● Task material:
** Start **
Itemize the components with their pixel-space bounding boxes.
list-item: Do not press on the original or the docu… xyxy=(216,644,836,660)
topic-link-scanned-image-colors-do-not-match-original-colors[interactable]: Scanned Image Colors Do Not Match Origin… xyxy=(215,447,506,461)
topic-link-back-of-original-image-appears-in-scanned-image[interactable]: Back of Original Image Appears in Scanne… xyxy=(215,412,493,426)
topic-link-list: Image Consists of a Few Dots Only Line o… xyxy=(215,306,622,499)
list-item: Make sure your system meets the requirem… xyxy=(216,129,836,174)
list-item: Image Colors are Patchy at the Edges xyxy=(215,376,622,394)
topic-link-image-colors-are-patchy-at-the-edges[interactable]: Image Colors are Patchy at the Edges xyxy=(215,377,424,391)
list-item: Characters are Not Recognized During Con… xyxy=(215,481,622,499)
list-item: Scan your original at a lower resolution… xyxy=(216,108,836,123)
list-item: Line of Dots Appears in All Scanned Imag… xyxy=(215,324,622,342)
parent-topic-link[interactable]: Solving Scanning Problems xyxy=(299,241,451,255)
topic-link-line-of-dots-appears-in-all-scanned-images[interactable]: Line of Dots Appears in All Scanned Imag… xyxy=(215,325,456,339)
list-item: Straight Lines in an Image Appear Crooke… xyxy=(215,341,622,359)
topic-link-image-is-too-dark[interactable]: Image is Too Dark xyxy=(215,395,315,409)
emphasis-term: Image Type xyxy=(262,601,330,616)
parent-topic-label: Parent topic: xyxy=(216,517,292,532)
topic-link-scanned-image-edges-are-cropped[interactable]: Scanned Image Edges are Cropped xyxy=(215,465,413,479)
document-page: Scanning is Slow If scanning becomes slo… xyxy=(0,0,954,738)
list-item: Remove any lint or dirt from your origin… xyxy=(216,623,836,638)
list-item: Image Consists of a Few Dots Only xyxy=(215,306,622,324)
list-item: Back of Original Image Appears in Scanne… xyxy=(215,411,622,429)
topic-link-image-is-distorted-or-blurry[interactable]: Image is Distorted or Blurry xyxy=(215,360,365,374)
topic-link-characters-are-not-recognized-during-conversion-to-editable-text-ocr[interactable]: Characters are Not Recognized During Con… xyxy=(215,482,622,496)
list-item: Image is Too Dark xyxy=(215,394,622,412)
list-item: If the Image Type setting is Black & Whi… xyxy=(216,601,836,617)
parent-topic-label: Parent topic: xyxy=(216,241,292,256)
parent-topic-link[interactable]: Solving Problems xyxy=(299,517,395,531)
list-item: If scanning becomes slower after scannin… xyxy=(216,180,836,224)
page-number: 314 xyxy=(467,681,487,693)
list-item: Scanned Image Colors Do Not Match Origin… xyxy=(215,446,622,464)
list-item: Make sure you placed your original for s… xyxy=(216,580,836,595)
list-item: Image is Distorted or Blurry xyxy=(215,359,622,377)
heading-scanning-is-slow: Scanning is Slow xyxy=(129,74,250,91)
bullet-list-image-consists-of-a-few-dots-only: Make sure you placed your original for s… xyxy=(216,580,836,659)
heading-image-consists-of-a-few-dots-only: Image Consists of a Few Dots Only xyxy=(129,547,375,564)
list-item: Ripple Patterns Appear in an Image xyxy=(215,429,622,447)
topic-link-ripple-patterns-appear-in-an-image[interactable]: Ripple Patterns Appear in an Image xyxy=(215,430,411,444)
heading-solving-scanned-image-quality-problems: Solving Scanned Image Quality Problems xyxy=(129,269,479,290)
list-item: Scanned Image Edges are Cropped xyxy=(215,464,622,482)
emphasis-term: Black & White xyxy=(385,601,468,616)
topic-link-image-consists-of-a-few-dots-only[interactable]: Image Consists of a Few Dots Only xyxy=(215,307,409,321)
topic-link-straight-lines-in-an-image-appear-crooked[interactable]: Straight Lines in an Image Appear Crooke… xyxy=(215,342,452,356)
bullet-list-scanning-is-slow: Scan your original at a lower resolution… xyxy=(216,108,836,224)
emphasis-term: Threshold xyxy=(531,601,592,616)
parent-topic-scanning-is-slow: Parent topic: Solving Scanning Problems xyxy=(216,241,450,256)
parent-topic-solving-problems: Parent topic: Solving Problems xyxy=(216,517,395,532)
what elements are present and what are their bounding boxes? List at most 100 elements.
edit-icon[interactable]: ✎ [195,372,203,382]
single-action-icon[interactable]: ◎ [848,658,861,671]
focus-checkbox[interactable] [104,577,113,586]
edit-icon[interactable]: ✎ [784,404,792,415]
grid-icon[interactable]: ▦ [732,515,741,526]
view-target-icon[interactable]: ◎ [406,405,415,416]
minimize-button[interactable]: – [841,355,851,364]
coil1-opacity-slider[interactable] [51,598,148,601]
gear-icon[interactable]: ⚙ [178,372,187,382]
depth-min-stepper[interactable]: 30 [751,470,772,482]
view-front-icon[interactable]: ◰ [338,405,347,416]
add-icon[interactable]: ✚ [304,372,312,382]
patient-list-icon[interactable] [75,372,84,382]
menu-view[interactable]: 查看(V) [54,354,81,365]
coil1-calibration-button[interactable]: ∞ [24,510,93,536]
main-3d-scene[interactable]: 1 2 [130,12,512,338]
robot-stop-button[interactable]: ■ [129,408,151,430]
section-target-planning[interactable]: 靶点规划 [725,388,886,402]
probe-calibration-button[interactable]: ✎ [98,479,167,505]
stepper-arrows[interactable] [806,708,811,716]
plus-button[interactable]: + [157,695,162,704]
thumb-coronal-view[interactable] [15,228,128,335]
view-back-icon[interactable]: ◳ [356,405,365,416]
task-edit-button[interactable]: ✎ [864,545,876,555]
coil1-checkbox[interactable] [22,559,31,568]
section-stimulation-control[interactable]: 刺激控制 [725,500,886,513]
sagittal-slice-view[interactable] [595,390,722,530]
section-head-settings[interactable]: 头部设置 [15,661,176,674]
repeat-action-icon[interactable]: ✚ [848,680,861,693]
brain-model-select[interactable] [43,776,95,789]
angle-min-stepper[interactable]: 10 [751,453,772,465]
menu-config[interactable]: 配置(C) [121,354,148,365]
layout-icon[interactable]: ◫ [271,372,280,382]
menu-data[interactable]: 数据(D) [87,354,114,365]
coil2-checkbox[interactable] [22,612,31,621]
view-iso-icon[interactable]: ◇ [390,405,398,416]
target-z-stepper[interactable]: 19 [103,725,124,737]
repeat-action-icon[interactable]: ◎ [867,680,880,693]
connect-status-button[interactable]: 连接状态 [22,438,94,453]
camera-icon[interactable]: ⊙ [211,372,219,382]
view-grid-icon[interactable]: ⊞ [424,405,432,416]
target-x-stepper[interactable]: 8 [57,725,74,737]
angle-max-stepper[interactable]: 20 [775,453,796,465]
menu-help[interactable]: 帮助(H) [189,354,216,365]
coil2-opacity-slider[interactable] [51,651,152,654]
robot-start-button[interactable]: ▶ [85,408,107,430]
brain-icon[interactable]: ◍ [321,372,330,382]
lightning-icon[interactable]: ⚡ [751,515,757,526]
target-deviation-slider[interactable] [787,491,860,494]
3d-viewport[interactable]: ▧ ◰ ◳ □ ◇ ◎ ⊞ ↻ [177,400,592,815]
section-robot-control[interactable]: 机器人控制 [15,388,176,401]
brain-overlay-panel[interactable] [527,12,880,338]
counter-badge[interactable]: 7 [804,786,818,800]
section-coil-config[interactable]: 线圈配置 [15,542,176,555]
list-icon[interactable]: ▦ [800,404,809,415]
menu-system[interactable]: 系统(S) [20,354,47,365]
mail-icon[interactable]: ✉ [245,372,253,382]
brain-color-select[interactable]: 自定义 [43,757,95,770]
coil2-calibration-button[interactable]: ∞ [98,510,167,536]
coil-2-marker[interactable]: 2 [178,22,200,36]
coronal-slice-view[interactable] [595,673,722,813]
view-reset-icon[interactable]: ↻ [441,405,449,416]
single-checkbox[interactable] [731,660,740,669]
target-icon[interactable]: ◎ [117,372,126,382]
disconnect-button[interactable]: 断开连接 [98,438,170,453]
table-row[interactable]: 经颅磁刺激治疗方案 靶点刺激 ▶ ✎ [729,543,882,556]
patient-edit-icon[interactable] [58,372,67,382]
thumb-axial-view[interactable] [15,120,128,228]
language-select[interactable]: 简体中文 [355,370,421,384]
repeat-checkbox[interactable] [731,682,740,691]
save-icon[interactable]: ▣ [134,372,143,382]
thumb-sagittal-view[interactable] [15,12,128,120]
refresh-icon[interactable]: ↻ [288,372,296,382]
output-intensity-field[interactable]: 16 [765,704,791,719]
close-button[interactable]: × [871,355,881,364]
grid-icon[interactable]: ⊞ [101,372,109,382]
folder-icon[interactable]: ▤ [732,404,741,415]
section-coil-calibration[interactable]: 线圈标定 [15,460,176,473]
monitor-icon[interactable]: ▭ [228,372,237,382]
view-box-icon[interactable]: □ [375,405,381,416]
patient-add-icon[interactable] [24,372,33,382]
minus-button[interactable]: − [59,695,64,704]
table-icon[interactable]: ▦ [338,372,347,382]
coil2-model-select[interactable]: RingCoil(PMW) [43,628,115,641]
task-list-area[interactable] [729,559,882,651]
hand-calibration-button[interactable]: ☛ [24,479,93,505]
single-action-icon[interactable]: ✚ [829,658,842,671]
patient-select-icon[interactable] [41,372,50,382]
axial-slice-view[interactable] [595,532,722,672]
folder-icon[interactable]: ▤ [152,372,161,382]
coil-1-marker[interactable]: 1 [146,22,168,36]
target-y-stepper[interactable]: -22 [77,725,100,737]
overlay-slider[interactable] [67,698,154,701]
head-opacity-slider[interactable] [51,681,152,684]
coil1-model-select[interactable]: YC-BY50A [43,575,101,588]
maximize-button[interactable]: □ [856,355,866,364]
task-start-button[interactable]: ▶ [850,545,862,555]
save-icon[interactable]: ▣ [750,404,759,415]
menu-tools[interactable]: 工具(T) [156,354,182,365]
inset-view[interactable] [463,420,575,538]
** End **
● Exercise goal: Copy out the lines from the very first one through the line containing "in Scanne… xyxy=(215,412,493,426)", both included, without changing a character.

● Finished exercise:
Itemize the components with their pixel-space bounding boxes.
list-item: Do not press on the original or the docu… xyxy=(216,644,836,660)
topic-link-scanned-image-colors-do-not-match-original-colors[interactable]: Scanned Image Colors Do Not Match Origin… xyxy=(215,447,506,461)
topic-link-back-of-original-image-appears-in-scanned-image[interactable]: Back of Original Image Appears in Scanne… xyxy=(215,412,493,426)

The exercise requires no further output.